Short problem
Copy the entries below exactly. Images do not belong in the copy.

--- start Dataset excerpts ---

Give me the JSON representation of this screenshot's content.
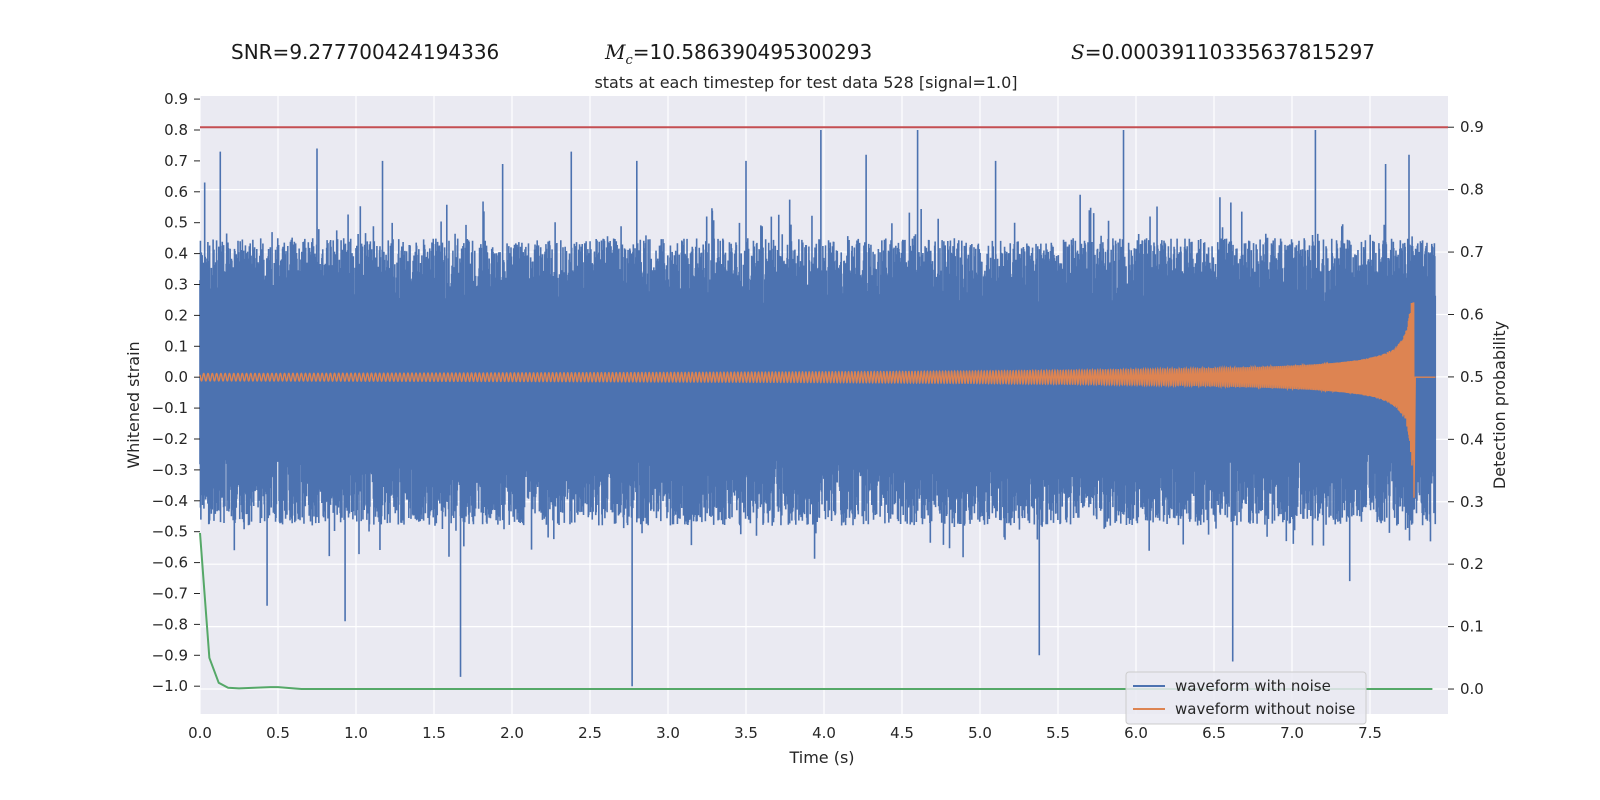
{
  "stats": {
    "snr_label": "SNR=",
    "snr_value": "9.277700424194336",
    "mc_symbol": "M",
    "mc_sub": "c",
    "mc_value": "=10.586390495300293",
    "s_symbol": "S",
    "s_value": "=0.00039110335637815297"
  },
  "chart_data": {
    "type": "line",
    "title": "stats at each timestep for test data 528 [signal=1.0]",
    "xlabel": "Time (s)",
    "ylabel": "Whitened strain",
    "ylabel_right": "Detection probability",
    "xlim": [
      0,
      8
    ],
    "ylim": [
      -1.09,
      0.91
    ],
    "ylim_right": [
      -0.04,
      0.95
    ],
    "x_ticks": [
      "0.0",
      "0.5",
      "1.0",
      "1.5",
      "2.0",
      "2.5",
      "3.0",
      "3.5",
      "4.0",
      "4.5",
      "5.0",
      "5.5",
      "6.0",
      "6.5",
      "7.0",
      "7.5"
    ],
    "y_ticks": [
      "0.9",
      "0.8",
      "0.7",
      "0.6",
      "0.5",
      "0.4",
      "0.3",
      "0.2",
      "0.1",
      "0.0",
      "−0.1",
      "−0.2",
      "−0.3",
      "−0.4",
      "−0.5",
      "−0.6",
      "−0.7",
      "−0.8",
      "−0.9",
      "−1.0"
    ],
    "y_ticks_right": [
      "0.9",
      "0.8",
      "0.7",
      "0.6",
      "0.5",
      "0.4",
      "0.3",
      "0.2",
      "0.1",
      "0.0"
    ],
    "grid": true,
    "legend_position": "lower-right",
    "series": [
      {
        "name": "waveform with noise",
        "axis": "left",
        "color": "#4c72b0",
        "envelope_upper": 0.45,
        "envelope_lower": -0.48,
        "peaks": [
          [
            0.03,
            0.63
          ],
          [
            0.13,
            0.73
          ],
          [
            0.75,
            0.74
          ],
          [
            1.17,
            0.7
          ],
          [
            1.94,
            0.69
          ],
          [
            2.38,
            0.73
          ],
          [
            2.8,
            0.7
          ],
          [
            3.5,
            0.7
          ],
          [
            3.98,
            0.8
          ],
          [
            4.27,
            0.72
          ],
          [
            4.6,
            0.8
          ],
          [
            5.1,
            0.7
          ],
          [
            5.92,
            0.8
          ],
          [
            7.15,
            0.8
          ],
          [
            7.6,
            0.69
          ],
          [
            7.75,
            0.72
          ],
          [
            0.22,
            -0.56
          ],
          [
            0.43,
            -0.74
          ],
          [
            0.93,
            -0.79
          ],
          [
            1.67,
            -0.97
          ],
          [
            2.77,
            -1.0
          ],
          [
            5.38,
            -0.9
          ],
          [
            6.62,
            -0.92
          ],
          [
            7.37,
            -0.66
          ]
        ]
      },
      {
        "name": "waveform without noise",
        "axis": "left",
        "color": "#dd8452",
        "chirp_end": 7.78,
        "peak_amplitude": 0.24,
        "min_amplitude": -0.39
      },
      {
        "name": "detection probability",
        "axis": "right",
        "color": "#55a868",
        "x": [
          0.0,
          0.03,
          0.06,
          0.12,
          0.18,
          0.25,
          0.35,
          0.45,
          0.5,
          0.55,
          0.65,
          0.8,
          1.0,
          2.0,
          4.0,
          6.0,
          7.9
        ],
        "y": [
          0.25,
          0.15,
          0.05,
          0.01,
          0.002,
          0.001,
          0.002,
          0.003,
          0.003,
          0.002,
          0.0,
          0.0,
          0.0,
          0.0,
          0.0,
          0.0,
          0.0
        ]
      },
      {
        "name": "threshold",
        "axis": "right",
        "color": "#c44e52",
        "x": [
          0.0,
          8.0
        ],
        "y": [
          0.9,
          0.9
        ]
      }
    ]
  }
}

--- end Dataset excerpts ---

Expected answer
Give me the JSON representation of this screenshot's content.
{
  "stats": {
    "snr_label": "SNR=",
    "snr_value": "9.277700424194336",
    "mc_symbol": "M",
    "mc_sub": "c",
    "mc_value": "=10.586390495300293",
    "s_symbol": "S",
    "s_value": "=0.00039110335637815297"
  },
  "chart_data": {
    "type": "line",
    "title": "stats at each timestep for test data 528 [signal=1.0]",
    "xlabel": "Time (s)",
    "ylabel": "Whitened strain",
    "ylabel_right": "Detection probability",
    "xlim": [
      0,
      8
    ],
    "ylim": [
      -1.09,
      0.91
    ],
    "ylim_right": [
      -0.04,
      0.95
    ],
    "x_ticks": [
      "0.0",
      "0.5",
      "1.0",
      "1.5",
      "2.0",
      "2.5",
      "3.0",
      "3.5",
      "4.0",
      "4.5",
      "5.0",
      "5.5",
      "6.0",
      "6.5",
      "7.0",
      "7.5"
    ],
    "y_ticks": [
      "0.9",
      "0.8",
      "0.7",
      "0.6",
      "0.5",
      "0.4",
      "0.3",
      "0.2",
      "0.1",
      "0.0",
      "−0.1",
      "−0.2",
      "−0.3",
      "−0.4",
      "−0.5",
      "−0.6",
      "−0.7",
      "−0.8",
      "−0.9",
      "−1.0"
    ],
    "y_ticks_right": [
      "0.9",
      "0.8",
      "0.7",
      "0.6",
      "0.5",
      "0.4",
      "0.3",
      "0.2",
      "0.1",
      "0.0"
    ],
    "grid": true,
    "legend_position": "lower-right",
    "series": [
      {
        "name": "waveform with noise",
        "axis": "left",
        "color": "#4c72b0",
        "envelope_upper": 0.45,
        "envelope_lower": -0.48,
        "peaks": [
          [
            0.03,
            0.63
          ],
          [
            0.13,
            0.73
          ],
          [
            0.75,
            0.74
          ],
          [
            1.17,
            0.7
          ],
          [
            1.94,
            0.69
          ],
          [
            2.38,
            0.73
          ],
          [
            2.8,
            0.7
          ],
          [
            3.5,
            0.7
          ],
          [
            3.98,
            0.8
          ],
          [
            4.27,
            0.72
          ],
          [
            4.6,
            0.8
          ],
          [
            5.1,
            0.7
          ],
          [
            5.92,
            0.8
          ],
          [
            7.15,
            0.8
          ],
          [
            7.6,
            0.69
          ],
          [
            7.75,
            0.72
          ],
          [
            0.22,
            -0.56
          ],
          [
            0.43,
            -0.74
          ],
          [
            0.93,
            -0.79
          ],
          [
            1.67,
            -0.97
          ],
          [
            2.77,
            -1.0
          ],
          [
            5.38,
            -0.9
          ],
          [
            6.62,
            -0.92
          ],
          [
            7.37,
            -0.66
          ]
        ]
      },
      {
        "name": "waveform without noise",
        "axis": "left",
        "color": "#dd8452",
        "chirp_end": 7.78,
        "peak_amplitude": 0.24,
        "min_amplitude": -0.39
      },
      {
        "name": "detection probability",
        "axis": "right",
        "color": "#55a868",
        "x": [
          0.0,
          0.03,
          0.06,
          0.12,
          0.18,
          0.25,
          0.35,
          0.45,
          0.5,
          0.55,
          0.65,
          0.8,
          1.0,
          2.0,
          4.0,
          6.0,
          7.9
        ],
        "y": [
          0.25,
          0.15,
          0.05,
          0.01,
          0.002,
          0.001,
          0.002,
          0.003,
          0.003,
          0.002,
          0.0,
          0.0,
          0.0,
          0.0,
          0.0,
          0.0,
          0.0
        ]
      },
      {
        "name": "threshold",
        "axis": "right",
        "color": "#c44e52",
        "x": [
          0.0,
          8.0
        ],
        "y": [
          0.9,
          0.9
        ]
      }
    ]
  }
}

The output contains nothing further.